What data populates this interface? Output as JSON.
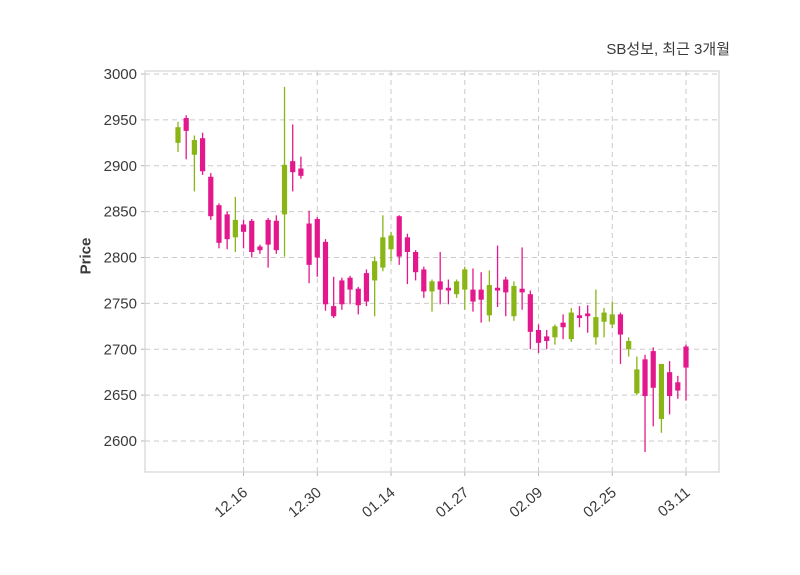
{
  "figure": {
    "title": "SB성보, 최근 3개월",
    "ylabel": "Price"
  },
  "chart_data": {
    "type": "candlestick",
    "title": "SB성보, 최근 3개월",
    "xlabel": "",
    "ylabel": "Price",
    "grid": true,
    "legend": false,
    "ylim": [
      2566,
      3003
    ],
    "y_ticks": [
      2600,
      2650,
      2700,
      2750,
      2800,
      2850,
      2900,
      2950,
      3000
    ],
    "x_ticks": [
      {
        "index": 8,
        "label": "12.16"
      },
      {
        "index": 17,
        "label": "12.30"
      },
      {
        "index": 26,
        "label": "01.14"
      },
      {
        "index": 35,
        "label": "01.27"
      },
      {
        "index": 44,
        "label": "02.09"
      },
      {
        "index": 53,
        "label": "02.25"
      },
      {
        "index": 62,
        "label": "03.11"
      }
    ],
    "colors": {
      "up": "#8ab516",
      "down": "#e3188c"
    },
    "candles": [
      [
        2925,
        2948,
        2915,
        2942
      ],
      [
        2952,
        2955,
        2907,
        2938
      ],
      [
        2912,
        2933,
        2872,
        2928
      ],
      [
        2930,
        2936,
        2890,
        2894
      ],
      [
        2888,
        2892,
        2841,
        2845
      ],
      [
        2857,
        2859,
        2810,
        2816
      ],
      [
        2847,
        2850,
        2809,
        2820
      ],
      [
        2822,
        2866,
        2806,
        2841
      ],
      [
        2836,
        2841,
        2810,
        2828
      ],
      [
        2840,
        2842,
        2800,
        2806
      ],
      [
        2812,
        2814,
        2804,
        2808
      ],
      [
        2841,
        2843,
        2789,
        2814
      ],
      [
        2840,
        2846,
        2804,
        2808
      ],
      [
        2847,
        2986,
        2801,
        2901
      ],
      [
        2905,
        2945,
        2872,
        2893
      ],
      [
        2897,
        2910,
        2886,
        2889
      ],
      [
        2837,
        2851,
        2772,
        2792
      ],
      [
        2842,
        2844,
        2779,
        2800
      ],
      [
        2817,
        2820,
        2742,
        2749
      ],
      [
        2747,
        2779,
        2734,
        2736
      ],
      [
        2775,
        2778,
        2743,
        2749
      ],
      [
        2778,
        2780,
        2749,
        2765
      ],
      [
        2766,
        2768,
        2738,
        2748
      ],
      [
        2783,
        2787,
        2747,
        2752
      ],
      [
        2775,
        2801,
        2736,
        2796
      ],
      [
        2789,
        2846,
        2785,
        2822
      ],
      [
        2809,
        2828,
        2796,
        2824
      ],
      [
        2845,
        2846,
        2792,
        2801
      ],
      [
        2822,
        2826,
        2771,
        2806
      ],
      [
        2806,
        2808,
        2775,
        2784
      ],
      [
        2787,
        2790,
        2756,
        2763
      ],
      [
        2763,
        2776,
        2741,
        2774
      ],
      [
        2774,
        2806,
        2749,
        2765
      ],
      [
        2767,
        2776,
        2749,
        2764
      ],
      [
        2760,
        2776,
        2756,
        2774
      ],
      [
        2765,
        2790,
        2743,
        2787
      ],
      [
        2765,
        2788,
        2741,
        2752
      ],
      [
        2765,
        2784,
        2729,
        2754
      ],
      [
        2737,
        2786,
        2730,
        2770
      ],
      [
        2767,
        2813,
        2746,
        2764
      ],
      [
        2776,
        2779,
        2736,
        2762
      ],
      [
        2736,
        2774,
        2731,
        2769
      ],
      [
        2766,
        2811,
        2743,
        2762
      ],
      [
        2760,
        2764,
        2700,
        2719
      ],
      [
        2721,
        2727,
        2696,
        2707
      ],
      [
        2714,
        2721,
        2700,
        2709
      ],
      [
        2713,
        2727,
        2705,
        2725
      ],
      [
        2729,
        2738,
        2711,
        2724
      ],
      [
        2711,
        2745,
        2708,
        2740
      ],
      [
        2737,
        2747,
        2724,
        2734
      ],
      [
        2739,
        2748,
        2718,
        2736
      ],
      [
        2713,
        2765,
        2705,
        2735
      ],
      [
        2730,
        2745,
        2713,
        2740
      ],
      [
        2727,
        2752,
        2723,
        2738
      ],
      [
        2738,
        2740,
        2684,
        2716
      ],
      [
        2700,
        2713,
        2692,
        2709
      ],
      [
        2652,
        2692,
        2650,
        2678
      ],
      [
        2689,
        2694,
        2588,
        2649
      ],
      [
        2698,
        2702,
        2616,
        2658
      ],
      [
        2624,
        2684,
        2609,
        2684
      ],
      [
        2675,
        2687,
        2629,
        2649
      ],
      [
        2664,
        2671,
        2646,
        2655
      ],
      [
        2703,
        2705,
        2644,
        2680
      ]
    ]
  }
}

Goal — Leave out the pictures and give the rest of the records again exactly.

Final result —
What data populates this interface? Output as JSON.
{
  "figure": {
    "title": "SB성보, 최근 3개월",
    "ylabel": "Price"
  },
  "chart_data": {
    "type": "candlestick",
    "title": "SB성보, 최근 3개월",
    "xlabel": "",
    "ylabel": "Price",
    "grid": true,
    "legend": false,
    "ylim": [
      2566,
      3003
    ],
    "y_ticks": [
      2600,
      2650,
      2700,
      2750,
      2800,
      2850,
      2900,
      2950,
      3000
    ],
    "x_ticks": [
      {
        "index": 8,
        "label": "12.16"
      },
      {
        "index": 17,
        "label": "12.30"
      },
      {
        "index": 26,
        "label": "01.14"
      },
      {
        "index": 35,
        "label": "01.27"
      },
      {
        "index": 44,
        "label": "02.09"
      },
      {
        "index": 53,
        "label": "02.25"
      },
      {
        "index": 62,
        "label": "03.11"
      }
    ],
    "colors": {
      "up": "#8ab516",
      "down": "#e3188c"
    },
    "candles": [
      [
        2925,
        2948,
        2915,
        2942
      ],
      [
        2952,
        2955,
        2907,
        2938
      ],
      [
        2912,
        2933,
        2872,
        2928
      ],
      [
        2930,
        2936,
        2890,
        2894
      ],
      [
        2888,
        2892,
        2841,
        2845
      ],
      [
        2857,
        2859,
        2810,
        2816
      ],
      [
        2847,
        2850,
        2809,
        2820
      ],
      [
        2822,
        2866,
        2806,
        2841
      ],
      [
        2836,
        2841,
        2810,
        2828
      ],
      [
        2840,
        2842,
        2800,
        2806
      ],
      [
        2812,
        2814,
        2804,
        2808
      ],
      [
        2841,
        2843,
        2789,
        2814
      ],
      [
        2840,
        2846,
        2804,
        2808
      ],
      [
        2847,
        2986,
        2801,
        2901
      ],
      [
        2905,
        2945,
        2872,
        2893
      ],
      [
        2897,
        2910,
        2886,
        2889
      ],
      [
        2837,
        2851,
        2772,
        2792
      ],
      [
        2842,
        2844,
        2779,
        2800
      ],
      [
        2817,
        2820,
        2742,
        2749
      ],
      [
        2747,
        2779,
        2734,
        2736
      ],
      [
        2775,
        2778,
        2743,
        2749
      ],
      [
        2778,
        2780,
        2749,
        2765
      ],
      [
        2766,
        2768,
        2738,
        2748
      ],
      [
        2783,
        2787,
        2747,
        2752
      ],
      [
        2775,
        2801,
        2736,
        2796
      ],
      [
        2789,
        2846,
        2785,
        2822
      ],
      [
        2809,
        2828,
        2796,
        2824
      ],
      [
        2845,
        2846,
        2792,
        2801
      ],
      [
        2822,
        2826,
        2771,
        2806
      ],
      [
        2806,
        2808,
        2775,
        2784
      ],
      [
        2787,
        2790,
        2756,
        2763
      ],
      [
        2763,
        2776,
        2741,
        2774
      ],
      [
        2774,
        2806,
        2749,
        2765
      ],
      [
        2767,
        2776,
        2749,
        2764
      ],
      [
        2760,
        2776,
        2756,
        2774
      ],
      [
        2765,
        2790,
        2743,
        2787
      ],
      [
        2765,
        2788,
        2741,
        2752
      ],
      [
        2765,
        2784,
        2729,
        2754
      ],
      [
        2737,
        2786,
        2730,
        2770
      ],
      [
        2767,
        2813,
        2746,
        2764
      ],
      [
        2776,
        2779,
        2736,
        2762
      ],
      [
        2736,
        2774,
        2731,
        2769
      ],
      [
        2766,
        2811,
        2743,
        2762
      ],
      [
        2760,
        2764,
        2700,
        2719
      ],
      [
        2721,
        2727,
        2696,
        2707
      ],
      [
        2714,
        2721,
        2700,
        2709
      ],
      [
        2713,
        2727,
        2705,
        2725
      ],
      [
        2729,
        2738,
        2711,
        2724
      ],
      [
        2711,
        2745,
        2708,
        2740
      ],
      [
        2737,
        2747,
        2724,
        2734
      ],
      [
        2739,
        2748,
        2718,
        2736
      ],
      [
        2713,
        2765,
        2705,
        2735
      ],
      [
        2730,
        2745,
        2713,
        2740
      ],
      [
        2727,
        2752,
        2723,
        2738
      ],
      [
        2738,
        2740,
        2684,
        2716
      ],
      [
        2700,
        2713,
        2692,
        2709
      ],
      [
        2652,
        2692,
        2650,
        2678
      ],
      [
        2689,
        2694,
        2588,
        2649
      ],
      [
        2698,
        2702,
        2616,
        2658
      ],
      [
        2624,
        2684,
        2609,
        2684
      ],
      [
        2675,
        2687,
        2629,
        2649
      ],
      [
        2664,
        2671,
        2646,
        2655
      ],
      [
        2703,
        2705,
        2644,
        2680
      ]
    ]
  }
}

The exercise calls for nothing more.